**WRITTEN TASK**
Extract all lines that hold "plain" from the records below.

— Begin EXERCISE DATA —

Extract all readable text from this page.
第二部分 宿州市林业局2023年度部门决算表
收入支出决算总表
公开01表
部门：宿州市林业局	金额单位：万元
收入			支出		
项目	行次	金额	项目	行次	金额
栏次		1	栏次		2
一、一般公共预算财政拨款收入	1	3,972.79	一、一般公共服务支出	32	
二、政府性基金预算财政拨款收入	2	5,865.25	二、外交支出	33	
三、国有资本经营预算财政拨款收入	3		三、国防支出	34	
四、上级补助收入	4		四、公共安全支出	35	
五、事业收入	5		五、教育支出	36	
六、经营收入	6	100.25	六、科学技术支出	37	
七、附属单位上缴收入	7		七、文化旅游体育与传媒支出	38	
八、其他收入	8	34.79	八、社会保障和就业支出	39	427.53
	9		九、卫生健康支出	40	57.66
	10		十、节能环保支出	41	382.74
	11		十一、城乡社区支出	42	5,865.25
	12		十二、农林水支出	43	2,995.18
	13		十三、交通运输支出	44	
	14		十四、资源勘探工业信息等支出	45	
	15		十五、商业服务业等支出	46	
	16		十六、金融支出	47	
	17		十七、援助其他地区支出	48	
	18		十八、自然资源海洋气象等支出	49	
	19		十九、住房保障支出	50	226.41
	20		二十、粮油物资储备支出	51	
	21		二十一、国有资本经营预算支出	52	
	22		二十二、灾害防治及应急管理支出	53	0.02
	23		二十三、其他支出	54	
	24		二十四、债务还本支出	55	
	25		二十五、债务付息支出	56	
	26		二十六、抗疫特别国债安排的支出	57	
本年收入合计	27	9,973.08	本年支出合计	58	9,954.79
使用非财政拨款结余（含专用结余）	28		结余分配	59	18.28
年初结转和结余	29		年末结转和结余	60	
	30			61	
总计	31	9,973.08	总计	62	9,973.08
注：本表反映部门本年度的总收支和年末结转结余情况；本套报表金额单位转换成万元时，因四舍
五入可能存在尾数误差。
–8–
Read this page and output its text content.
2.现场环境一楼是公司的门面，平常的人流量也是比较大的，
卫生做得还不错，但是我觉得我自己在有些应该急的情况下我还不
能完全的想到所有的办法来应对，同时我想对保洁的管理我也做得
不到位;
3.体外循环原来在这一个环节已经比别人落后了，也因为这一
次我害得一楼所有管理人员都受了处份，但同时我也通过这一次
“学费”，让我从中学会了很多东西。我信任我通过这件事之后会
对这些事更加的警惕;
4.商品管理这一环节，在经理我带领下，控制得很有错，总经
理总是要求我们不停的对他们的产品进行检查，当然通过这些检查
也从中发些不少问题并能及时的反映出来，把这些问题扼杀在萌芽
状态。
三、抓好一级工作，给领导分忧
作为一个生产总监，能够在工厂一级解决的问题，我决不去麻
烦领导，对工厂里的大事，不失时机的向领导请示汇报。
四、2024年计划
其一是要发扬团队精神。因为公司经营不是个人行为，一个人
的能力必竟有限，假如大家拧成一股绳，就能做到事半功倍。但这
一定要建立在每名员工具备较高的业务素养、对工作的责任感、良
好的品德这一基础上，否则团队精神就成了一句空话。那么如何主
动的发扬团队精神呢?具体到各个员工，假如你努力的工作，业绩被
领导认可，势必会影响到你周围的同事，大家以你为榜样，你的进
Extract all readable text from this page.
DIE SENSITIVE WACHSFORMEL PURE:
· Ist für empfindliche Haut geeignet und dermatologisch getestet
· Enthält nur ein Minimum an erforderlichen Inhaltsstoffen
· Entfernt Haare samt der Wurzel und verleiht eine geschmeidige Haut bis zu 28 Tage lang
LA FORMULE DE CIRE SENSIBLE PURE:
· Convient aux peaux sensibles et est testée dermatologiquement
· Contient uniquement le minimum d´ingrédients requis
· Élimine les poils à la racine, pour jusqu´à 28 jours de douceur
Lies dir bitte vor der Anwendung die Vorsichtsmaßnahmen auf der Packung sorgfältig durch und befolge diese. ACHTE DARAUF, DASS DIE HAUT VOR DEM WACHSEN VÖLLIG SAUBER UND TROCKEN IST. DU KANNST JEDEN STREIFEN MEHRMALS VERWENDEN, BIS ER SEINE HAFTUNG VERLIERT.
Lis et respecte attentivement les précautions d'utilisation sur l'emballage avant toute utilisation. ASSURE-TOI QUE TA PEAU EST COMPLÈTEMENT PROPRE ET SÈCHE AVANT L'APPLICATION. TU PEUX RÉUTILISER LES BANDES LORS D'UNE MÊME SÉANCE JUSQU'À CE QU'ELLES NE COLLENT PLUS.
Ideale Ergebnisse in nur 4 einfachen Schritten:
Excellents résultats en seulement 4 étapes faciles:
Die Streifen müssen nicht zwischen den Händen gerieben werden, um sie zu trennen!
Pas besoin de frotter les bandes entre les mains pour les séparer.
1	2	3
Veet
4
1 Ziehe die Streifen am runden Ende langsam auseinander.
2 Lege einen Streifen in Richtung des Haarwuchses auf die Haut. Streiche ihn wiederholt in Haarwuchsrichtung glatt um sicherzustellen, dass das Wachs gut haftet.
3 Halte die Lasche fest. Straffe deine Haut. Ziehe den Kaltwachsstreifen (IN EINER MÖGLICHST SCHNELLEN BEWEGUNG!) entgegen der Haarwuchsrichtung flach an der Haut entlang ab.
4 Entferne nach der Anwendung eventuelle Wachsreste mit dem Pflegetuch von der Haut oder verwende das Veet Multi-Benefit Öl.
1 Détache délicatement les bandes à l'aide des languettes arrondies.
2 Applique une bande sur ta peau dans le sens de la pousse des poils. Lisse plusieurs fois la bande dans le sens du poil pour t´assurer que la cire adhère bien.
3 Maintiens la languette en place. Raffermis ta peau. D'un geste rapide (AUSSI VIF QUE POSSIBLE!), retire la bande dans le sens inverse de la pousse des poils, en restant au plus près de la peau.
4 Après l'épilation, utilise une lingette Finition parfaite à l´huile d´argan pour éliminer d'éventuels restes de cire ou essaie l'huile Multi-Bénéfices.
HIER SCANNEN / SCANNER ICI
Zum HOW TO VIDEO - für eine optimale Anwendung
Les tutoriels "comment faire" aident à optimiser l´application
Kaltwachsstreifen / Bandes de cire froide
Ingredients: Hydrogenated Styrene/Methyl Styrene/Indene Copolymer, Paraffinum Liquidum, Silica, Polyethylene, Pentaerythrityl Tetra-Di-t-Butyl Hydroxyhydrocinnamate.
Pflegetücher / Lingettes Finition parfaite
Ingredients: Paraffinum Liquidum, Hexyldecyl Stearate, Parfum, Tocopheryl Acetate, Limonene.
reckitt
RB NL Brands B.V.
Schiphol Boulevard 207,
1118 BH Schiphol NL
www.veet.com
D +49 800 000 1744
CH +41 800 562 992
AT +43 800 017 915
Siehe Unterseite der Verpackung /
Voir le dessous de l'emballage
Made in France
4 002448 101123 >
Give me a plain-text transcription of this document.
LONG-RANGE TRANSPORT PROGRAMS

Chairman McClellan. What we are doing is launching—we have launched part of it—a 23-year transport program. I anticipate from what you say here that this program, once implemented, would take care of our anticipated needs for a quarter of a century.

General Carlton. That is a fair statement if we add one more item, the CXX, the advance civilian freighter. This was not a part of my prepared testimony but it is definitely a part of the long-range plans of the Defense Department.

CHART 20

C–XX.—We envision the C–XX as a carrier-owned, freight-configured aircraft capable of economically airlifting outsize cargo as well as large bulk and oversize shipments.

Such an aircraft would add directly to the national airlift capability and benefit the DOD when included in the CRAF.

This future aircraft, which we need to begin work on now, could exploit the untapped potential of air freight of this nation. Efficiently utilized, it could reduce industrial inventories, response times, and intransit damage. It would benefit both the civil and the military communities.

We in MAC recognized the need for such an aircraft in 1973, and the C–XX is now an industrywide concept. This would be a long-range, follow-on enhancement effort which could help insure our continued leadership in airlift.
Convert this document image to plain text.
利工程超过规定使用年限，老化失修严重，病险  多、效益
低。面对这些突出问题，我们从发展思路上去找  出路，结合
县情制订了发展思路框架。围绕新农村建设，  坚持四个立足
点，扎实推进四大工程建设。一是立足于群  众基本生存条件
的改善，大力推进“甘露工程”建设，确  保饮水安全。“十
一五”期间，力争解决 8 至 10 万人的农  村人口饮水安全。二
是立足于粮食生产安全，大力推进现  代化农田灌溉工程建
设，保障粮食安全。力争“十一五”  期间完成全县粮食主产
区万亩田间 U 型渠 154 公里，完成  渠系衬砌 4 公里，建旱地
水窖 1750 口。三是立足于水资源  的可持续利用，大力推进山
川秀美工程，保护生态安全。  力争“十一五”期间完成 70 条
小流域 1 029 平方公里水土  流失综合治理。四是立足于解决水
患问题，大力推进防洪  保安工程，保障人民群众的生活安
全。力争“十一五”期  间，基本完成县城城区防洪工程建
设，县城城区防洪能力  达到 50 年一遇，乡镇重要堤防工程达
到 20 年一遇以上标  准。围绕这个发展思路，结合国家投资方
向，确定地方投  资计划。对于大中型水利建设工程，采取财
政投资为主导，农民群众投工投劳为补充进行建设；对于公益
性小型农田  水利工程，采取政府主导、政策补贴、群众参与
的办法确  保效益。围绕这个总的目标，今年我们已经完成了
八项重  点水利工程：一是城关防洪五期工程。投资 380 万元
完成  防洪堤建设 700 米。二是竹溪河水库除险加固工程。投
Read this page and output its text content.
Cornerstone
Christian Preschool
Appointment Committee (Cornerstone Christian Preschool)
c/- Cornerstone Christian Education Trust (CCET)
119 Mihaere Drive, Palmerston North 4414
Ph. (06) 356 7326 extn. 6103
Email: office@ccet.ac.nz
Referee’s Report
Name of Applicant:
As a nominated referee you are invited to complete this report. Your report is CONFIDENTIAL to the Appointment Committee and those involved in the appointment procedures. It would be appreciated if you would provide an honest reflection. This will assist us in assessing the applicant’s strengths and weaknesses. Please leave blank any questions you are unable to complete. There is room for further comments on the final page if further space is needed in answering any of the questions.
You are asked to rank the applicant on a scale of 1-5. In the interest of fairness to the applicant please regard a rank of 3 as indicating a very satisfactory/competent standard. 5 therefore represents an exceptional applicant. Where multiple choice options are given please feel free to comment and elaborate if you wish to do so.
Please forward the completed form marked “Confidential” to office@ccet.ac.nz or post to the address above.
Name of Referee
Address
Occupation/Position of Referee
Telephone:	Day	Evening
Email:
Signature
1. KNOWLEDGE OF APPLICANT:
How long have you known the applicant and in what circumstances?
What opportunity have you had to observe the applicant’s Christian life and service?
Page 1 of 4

— End EXERCISE DATA —

**RESPONSE**
Give me a plain-text transcription of this document.
Convert this document image to plain text.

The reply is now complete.